:: Given data

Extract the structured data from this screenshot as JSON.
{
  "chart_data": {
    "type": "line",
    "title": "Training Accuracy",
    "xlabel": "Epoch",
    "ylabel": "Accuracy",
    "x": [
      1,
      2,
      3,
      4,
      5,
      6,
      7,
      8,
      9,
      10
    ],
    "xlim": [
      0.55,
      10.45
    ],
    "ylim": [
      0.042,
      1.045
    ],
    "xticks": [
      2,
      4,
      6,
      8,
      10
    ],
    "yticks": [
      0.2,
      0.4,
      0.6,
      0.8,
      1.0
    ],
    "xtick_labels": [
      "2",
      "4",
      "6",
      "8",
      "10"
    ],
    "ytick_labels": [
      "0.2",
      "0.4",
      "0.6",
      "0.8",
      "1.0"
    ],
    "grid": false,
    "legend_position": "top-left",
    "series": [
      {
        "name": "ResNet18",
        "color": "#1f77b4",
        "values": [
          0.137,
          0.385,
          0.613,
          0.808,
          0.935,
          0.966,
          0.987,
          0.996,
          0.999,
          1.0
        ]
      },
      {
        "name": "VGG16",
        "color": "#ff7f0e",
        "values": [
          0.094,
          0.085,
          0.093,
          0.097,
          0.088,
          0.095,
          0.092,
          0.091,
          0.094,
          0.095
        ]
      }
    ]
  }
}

::::

Exercise requirements >> Reproduce the listing above verbatim, from first line to last.

Result of the exercise >>
Extract the structured data from this screenshot as JSON.
{
  "chart_data": {
    "type": "line",
    "title": "Training Accuracy",
    "xlabel": "Epoch",
    "ylabel": "Accuracy",
    "x": [
      1,
      2,
      3,
      4,
      5,
      6,
      7,
      8,
      9,
      10
    ],
    "xlim": [
      0.55,
      10.45
    ],
    "ylim": [
      0.042,
      1.045
    ],
    "xticks": [
      2,
      4,
      6,
      8,
      10
    ],
    "yticks": [
      0.2,
      0.4,
      0.6,
      0.8,
      1.0
    ],
    "xtick_labels": [
      "2",
      "4",
      "6",
      "8",
      "10"
    ],
    "ytick_labels": [
      "0.2",
      "0.4",
      "0.6",
      "0.8",
      "1.0"
    ],
    "grid": false,
    "legend_position": "top-left",
    "series": [
      {
        "name": "ResNet18",
        "color": "#1f77b4",
        "values": [
          0.137,
          0.385,
          0.613,
          0.808,
          0.935,
          0.966,
          0.987,
          0.996,
          0.999,
          1.0
        ]
      },
      {
        "name": "VGG16",
        "color": "#ff7f0e",
        "values": [
          0.094,
          0.085,
          0.093,
          0.097,
          0.088,
          0.095,
          0.092,
          0.091,
          0.094,
          0.095
        ]
      }
    ]
  }
}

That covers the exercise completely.